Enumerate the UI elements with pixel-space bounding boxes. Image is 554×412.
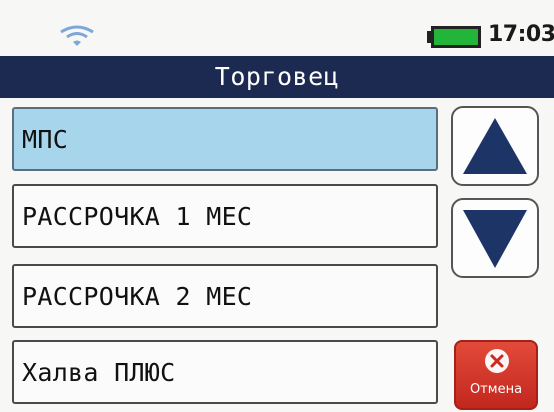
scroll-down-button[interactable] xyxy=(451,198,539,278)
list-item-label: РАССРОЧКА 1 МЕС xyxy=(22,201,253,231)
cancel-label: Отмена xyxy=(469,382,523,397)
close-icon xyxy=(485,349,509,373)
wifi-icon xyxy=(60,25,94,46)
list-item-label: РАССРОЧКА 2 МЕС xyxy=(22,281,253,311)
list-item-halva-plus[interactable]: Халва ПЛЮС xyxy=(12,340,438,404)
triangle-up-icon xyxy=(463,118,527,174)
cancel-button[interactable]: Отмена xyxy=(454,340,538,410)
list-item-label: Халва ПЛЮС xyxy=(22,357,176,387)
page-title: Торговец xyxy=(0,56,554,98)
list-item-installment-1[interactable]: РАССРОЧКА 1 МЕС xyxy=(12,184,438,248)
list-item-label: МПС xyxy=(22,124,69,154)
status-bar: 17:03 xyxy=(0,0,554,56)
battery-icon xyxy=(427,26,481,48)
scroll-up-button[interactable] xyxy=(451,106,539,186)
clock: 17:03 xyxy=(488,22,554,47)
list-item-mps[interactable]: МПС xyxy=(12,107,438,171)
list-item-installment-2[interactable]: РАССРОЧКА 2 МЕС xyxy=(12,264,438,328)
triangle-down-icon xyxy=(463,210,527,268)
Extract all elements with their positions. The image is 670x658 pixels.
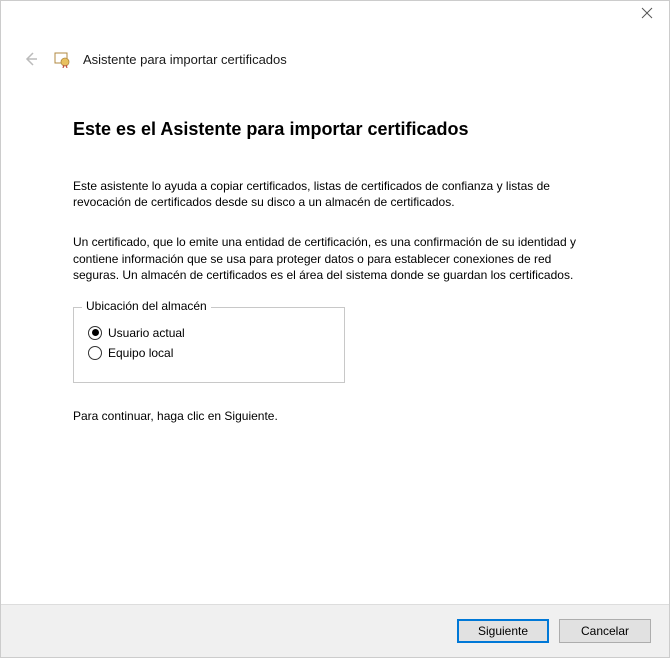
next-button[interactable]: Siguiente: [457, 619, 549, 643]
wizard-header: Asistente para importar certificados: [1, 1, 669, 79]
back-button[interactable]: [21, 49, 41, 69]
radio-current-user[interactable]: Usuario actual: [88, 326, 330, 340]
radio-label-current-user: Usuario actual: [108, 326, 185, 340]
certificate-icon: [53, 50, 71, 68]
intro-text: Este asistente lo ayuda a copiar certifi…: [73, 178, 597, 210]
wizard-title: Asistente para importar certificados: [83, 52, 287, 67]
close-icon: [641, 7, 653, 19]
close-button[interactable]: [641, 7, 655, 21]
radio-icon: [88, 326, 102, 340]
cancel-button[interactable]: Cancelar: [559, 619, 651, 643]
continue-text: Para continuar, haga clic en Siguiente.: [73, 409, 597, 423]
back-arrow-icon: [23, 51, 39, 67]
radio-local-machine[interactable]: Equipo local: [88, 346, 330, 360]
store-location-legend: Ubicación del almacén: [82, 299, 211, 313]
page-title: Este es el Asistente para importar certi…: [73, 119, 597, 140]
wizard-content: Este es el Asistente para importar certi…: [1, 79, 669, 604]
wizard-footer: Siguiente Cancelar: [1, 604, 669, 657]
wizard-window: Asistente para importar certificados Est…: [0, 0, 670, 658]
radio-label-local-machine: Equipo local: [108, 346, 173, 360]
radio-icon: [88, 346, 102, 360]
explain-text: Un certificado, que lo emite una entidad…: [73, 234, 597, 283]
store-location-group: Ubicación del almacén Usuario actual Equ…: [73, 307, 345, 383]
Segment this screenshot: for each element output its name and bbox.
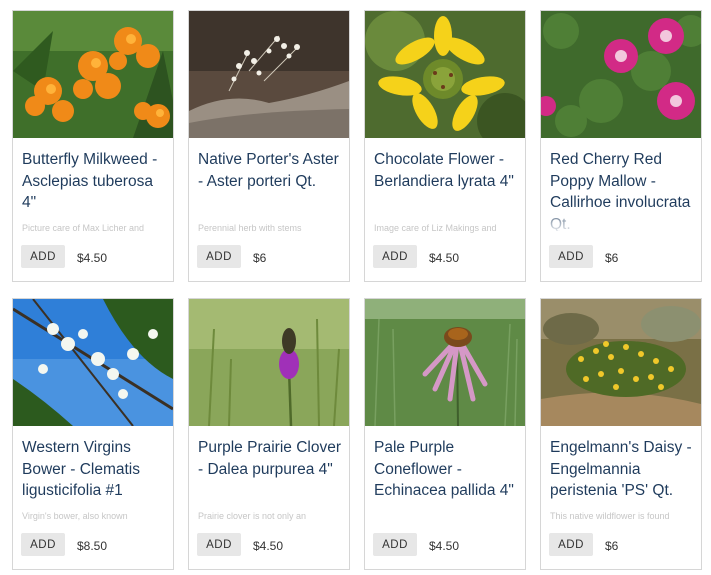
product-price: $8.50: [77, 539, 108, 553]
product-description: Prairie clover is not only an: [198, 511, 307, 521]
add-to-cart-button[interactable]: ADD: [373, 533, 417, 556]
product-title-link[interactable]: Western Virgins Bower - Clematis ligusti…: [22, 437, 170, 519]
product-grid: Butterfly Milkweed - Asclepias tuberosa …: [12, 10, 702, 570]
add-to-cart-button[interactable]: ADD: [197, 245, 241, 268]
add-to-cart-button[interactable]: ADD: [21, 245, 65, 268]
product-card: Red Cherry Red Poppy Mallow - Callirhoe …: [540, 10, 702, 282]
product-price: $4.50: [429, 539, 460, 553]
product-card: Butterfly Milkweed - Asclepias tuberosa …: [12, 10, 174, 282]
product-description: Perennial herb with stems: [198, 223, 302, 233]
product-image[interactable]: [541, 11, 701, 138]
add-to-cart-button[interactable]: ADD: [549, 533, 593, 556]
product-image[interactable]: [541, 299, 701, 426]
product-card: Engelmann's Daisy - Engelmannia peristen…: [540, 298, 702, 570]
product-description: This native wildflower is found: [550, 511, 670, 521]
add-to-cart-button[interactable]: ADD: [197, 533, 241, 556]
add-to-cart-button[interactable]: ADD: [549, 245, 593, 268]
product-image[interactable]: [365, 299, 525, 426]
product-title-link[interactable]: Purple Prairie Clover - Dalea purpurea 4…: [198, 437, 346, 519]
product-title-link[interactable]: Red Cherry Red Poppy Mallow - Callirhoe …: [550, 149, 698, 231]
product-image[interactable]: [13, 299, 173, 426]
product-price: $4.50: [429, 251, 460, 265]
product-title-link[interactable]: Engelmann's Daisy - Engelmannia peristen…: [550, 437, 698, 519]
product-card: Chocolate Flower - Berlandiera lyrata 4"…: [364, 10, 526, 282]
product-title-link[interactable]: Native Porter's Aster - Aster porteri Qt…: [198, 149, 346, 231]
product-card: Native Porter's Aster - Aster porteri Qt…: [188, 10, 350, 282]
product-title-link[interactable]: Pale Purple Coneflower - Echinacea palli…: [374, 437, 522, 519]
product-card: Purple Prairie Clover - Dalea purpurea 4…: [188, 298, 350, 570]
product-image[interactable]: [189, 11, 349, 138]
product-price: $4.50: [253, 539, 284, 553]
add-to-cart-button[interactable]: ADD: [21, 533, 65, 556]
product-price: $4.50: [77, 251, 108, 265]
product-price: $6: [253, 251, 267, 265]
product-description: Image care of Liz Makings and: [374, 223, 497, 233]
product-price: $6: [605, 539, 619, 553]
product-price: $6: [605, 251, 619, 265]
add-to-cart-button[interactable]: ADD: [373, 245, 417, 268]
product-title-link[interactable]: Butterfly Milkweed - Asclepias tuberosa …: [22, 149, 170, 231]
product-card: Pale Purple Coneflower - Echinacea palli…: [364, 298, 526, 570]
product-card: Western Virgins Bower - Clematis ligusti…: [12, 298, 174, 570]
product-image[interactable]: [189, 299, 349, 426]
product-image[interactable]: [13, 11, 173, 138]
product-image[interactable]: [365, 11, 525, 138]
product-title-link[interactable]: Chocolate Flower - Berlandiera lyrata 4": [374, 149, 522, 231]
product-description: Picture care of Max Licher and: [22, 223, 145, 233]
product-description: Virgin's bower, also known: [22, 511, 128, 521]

What this task involves:
Write out all of the material above word for word, leaving out the pictures.

Response to the exercise:
Enumerate the UI elements with pixel-space bounding boxes. Image is 554×412.
scroll-down-button[interactable] xyxy=(451,198,539,278)
list-item-label: РАССРОЧКА 1 МЕС xyxy=(22,201,253,231)
cancel-label: Отмена xyxy=(469,382,523,397)
close-icon xyxy=(485,349,509,373)
wifi-icon xyxy=(60,25,94,46)
list-item-label: РАССРОЧКА 2 МЕС xyxy=(22,281,253,311)
list-item-halva-plus[interactable]: Халва ПЛЮС xyxy=(12,340,438,404)
triangle-up-icon xyxy=(463,118,527,174)
cancel-button[interactable]: Отмена xyxy=(454,340,538,410)
list-item-label: Халва ПЛЮС xyxy=(22,357,176,387)
page-title: Торговец xyxy=(0,56,554,98)
list-item-installment-1[interactable]: РАССРОЧКА 1 МЕС xyxy=(12,184,438,248)
list-item-label: МПС xyxy=(22,124,69,154)
status-bar: 17:03 xyxy=(0,0,554,56)
battery-icon xyxy=(427,26,481,48)
scroll-up-button[interactable] xyxy=(451,106,539,186)
clock: 17:03 xyxy=(488,22,554,47)
list-item-mps[interactable]: МПС xyxy=(12,107,438,171)
list-item-installment-2[interactable]: РАССРОЧКА 2 МЕС xyxy=(12,264,438,328)
triangle-down-icon xyxy=(463,210,527,268)
Extract all elements with their positions. The image is 670x658 pixels.
next-button[interactable]: Siguiente: [457, 619, 549, 643]
wizard-header: Asistente para importar certificados: [1, 1, 669, 79]
back-button[interactable]: [21, 49, 41, 69]
radio-current-user[interactable]: Usuario actual: [88, 326, 330, 340]
radio-label-current-user: Usuario actual: [108, 326, 185, 340]
certificate-icon: [53, 50, 71, 68]
intro-text: Este asistente lo ayuda a copiar certifi…: [73, 178, 597, 210]
wizard-title: Asistente para importar certificados: [83, 52, 287, 67]
close-icon: [641, 7, 653, 19]
close-button[interactable]: [641, 7, 655, 21]
radio-icon: [88, 326, 102, 340]
cancel-button[interactable]: Cancelar: [559, 619, 651, 643]
continue-text: Para continuar, haga clic en Siguiente.: [73, 409, 597, 423]
back-arrow-icon: [23, 51, 39, 67]
radio-local-machine[interactable]: Equipo local: [88, 346, 330, 360]
store-location-legend: Ubicación del almacén: [82, 299, 211, 313]
page-title: Este es el Asistente para importar certi…: [73, 119, 597, 140]
wizard-content: Este es el Asistente para importar certi…: [1, 79, 669, 604]
wizard-footer: Siguiente Cancelar: [1, 604, 669, 657]
wizard-window: Asistente para importar certificados Est…: [0, 0, 670, 658]
radio-label-local-machine: Equipo local: [108, 346, 173, 360]
radio-icon: [88, 346, 102, 360]
explain-text: Un certificado, que lo emite una entidad…: [73, 234, 597, 283]
store-location-group: Ubicación del almacén Usuario actual Equ…: [73, 307, 345, 383]
Segment this screenshot: for each element output its name and bbox.
product-price: $8.50: [77, 539, 108, 553]
product-description: Prairie clover is not only an: [198, 511, 307, 521]
add-to-cart-button[interactable]: ADD: [373, 533, 417, 556]
product-title-link[interactable]: Western Virgins Bower - Clematis ligusti…: [22, 437, 170, 519]
product-grid: Butterfly Milkweed - Asclepias tuberosa …: [12, 10, 702, 570]
add-to-cart-button[interactable]: ADD: [197, 245, 241, 268]
add-to-cart-button[interactable]: ADD: [21, 245, 65, 268]
product-card: Red Cherry Red Poppy Mallow - Callirhoe …: [540, 10, 702, 282]
product-price: $4.50: [429, 539, 460, 553]
product-card: Butterfly Milkweed - Asclepias tuberosa …: [12, 10, 174, 282]
product-description: Perennial herb with stems: [198, 223, 302, 233]
product-image[interactable]: [541, 11, 701, 138]
add-to-cart-button[interactable]: ADD: [549, 533, 593, 556]
product-image[interactable]: [541, 299, 701, 426]
product-card: Engelmann's Daisy - Engelmannia peristen…: [540, 298, 702, 570]
product-description: This native wildflower is found: [550, 511, 670, 521]
add-to-cart-button[interactable]: ADD: [197, 533, 241, 556]
add-to-cart-button[interactable]: ADD: [549, 245, 593, 268]
product-image[interactable]: [365, 299, 525, 426]
product-title-link[interactable]: Purple Prairie Clover - Dalea purpurea 4…: [198, 437, 346, 519]
product-title-link[interactable]: Red Cherry Red Poppy Mallow - Callirhoe …: [550, 149, 698, 231]
product-image[interactable]: [13, 299, 173, 426]
product-price: $4.50: [429, 251, 460, 265]
product-title-link[interactable]: Engelmann's Daisy - Engelmannia peristen…: [550, 437, 698, 519]
product-card: Chocolate Flower - Berlandiera lyrata 4"…: [364, 10, 526, 282]
product-title-link[interactable]: Native Porter's Aster - Aster porteri Qt…: [198, 149, 346, 231]
product-card: Native Porter's Aster - Aster porteri Qt…: [188, 10, 350, 282]
product-title-link[interactable]: Pale Purple Coneflower - Echinacea palli…: [374, 437, 522, 519]
product-card: Purple Prairie Clover - Dalea purpurea 4…: [188, 298, 350, 570]
product-image[interactable]: [189, 11, 349, 138]
product-price: $4.50: [253, 539, 284, 553]
add-to-cart-button[interactable]: ADD: [21, 533, 65, 556]
product-price: $4.50: [77, 251, 108, 265]
product-price: $6: [253, 251, 267, 265]
product-description: Image care of Liz Makings and: [374, 223, 497, 233]
product-price: $6: [605, 539, 619, 553]
product-price: $6: [605, 251, 619, 265]
add-to-cart-button[interactable]: ADD: [373, 245, 417, 268]
product-title-link[interactable]: Butterfly Milkweed - Asclepias tuberosa …: [22, 149, 170, 231]
product-card: Pale Purple Coneflower - Echinacea palli…: [364, 298, 526, 570]
product-card: Western Virgins Bower - Clematis ligusti…: [12, 298, 174, 570]
product-image[interactable]: [189, 299, 349, 426]
product-image[interactable]: [13, 11, 173, 138]
product-image[interactable]: [365, 11, 525, 138]
product-title-link[interactable]: Chocolate Flower - Berlandiera lyrata 4": [374, 149, 522, 231]
product-description: Picture care of Max Licher and: [22, 223, 145, 233]
product-description: Virgin's bower, also known: [22, 511, 128, 521]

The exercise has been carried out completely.